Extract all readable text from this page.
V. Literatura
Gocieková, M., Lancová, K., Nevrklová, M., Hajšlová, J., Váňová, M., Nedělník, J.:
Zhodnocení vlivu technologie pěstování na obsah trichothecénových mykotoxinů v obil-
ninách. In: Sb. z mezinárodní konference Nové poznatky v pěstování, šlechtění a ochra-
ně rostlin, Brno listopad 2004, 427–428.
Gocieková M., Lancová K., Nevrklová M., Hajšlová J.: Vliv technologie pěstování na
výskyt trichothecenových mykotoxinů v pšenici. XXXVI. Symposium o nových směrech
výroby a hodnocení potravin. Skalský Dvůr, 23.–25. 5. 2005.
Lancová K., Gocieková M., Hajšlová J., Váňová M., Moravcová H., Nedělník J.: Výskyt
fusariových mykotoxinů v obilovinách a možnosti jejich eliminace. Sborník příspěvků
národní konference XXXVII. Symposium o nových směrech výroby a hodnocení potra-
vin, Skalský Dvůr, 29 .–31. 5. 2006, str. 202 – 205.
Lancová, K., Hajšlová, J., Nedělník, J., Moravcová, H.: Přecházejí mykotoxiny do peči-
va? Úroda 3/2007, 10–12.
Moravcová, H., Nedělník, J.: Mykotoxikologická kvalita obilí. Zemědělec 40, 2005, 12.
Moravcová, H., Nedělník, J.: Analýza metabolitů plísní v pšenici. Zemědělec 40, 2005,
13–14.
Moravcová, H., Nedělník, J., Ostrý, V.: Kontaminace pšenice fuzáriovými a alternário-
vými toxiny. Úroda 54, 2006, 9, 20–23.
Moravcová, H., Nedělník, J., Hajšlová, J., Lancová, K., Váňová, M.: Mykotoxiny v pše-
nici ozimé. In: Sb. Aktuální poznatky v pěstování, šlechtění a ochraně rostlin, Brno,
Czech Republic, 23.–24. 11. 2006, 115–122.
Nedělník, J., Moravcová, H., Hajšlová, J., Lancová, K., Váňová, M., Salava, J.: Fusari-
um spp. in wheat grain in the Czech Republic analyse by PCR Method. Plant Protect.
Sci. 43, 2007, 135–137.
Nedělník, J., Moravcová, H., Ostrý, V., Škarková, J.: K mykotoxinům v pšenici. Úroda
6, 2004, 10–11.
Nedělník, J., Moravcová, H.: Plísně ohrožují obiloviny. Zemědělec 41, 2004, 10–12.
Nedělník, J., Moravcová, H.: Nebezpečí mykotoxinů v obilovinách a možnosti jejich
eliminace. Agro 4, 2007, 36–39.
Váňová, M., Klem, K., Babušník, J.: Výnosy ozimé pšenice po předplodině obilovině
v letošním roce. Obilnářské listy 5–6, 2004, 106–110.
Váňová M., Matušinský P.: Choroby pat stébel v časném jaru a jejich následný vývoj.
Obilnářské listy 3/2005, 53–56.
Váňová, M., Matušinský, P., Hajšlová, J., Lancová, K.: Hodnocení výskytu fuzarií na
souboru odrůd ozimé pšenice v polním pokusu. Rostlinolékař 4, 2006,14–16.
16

● ● ● ● ●

▸ Task statement: Each entry above must be repeated word for word.

▸ Result for this exercise:
Extract all readable text from this page.
V. Literatura
Gocieková, M., Lancová, K., Nevrklová, M., Hajšlová, J., Váňová, M., Nedělník, J.:
Zhodnocení vlivu technologie pěstování na obsah trichothecénových mykotoxinů v obil-
ninách. In: Sb. z mezinárodní konference Nové poznatky v pěstování, šlechtění a ochra-
ně rostlin, Brno listopad 2004, 427–428.
Gocieková M., Lancová K., Nevrklová M., Hajšlová J.: Vliv technologie pěstování na
výskyt trichothecenových mykotoxinů v pšenici. XXXVI. Symposium o nových směrech
výroby a hodnocení potravin. Skalský Dvůr, 23.–25. 5. 2005.
Lancová K., Gocieková M., Hajšlová J., Váňová M., Moravcová H., Nedělník J.: Výskyt
fusariových mykotoxinů v obilovinách a možnosti jejich eliminace. Sborník příspěvků
národní konference XXXVII. Symposium o nových směrech výroby a hodnocení potra-
vin, Skalský Dvůr, 29 .–31. 5. 2006, str. 202 – 205.
Lancová, K., Hajšlová, J., Nedělník, J., Moravcová, H.: Přecházejí mykotoxiny do peči-
va? Úroda 3/2007, 10–12.
Moravcová, H., Nedělník, J.: Mykotoxikologická kvalita obilí. Zemědělec 40, 2005, 12.
Moravcová, H., Nedělník, J.: Analýza metabolitů plísní v pšenici. Zemědělec 40, 2005,
13–14.
Moravcová, H., Nedělník, J., Ostrý, V.: Kontaminace pšenice fuzáriovými a alternário-
vými toxiny. Úroda 54, 2006, 9, 20–23.
Moravcová, H., Nedělník, J., Hajšlová, J., Lancová, K., Váňová, M.: Mykotoxiny v pše-
nici ozimé. In: Sb. Aktuální poznatky v pěstování, šlechtění a ochraně rostlin, Brno,
Czech Republic, 23.–24. 11. 2006, 115–122.
Nedělník, J., Moravcová, H., Hajšlová, J., Lancová, K., Váňová, M., Salava, J.: Fusari-
um spp. in wheat grain in the Czech Republic analyse by PCR Method. Plant Protect.
Sci. 43, 2007, 135–137.
Nedělník, J., Moravcová, H., Ostrý, V., Škarková, J.: K mykotoxinům v pšenici. Úroda
6, 2004, 10–11.
Nedělník, J., Moravcová, H.: Plísně ohrožují obiloviny. Zemědělec 41, 2004, 10–12.
Nedělník, J., Moravcová, H.: Nebezpečí mykotoxinů v obilovinách a možnosti jejich
eliminace. Agro 4, 2007, 36–39.
Váňová, M., Klem, K., Babušník, J.: Výnosy ozimé pšenice po předplodině obilovině
v letošním roce. Obilnářské listy 5–6, 2004, 106–110.
Váňová M., Matušinský P.: Choroby pat stébel v časném jaru a jejich následný vývoj.
Obilnářské listy 3/2005, 53–56.
Váňová, M., Matušinský, P., Hajšlová, J., Lancová, K.: Hodnocení výskytu fuzarií na
souboru odrůd ozimé pšenice v polním pokusu. Rostlinolékař 4, 2006,14–16.
16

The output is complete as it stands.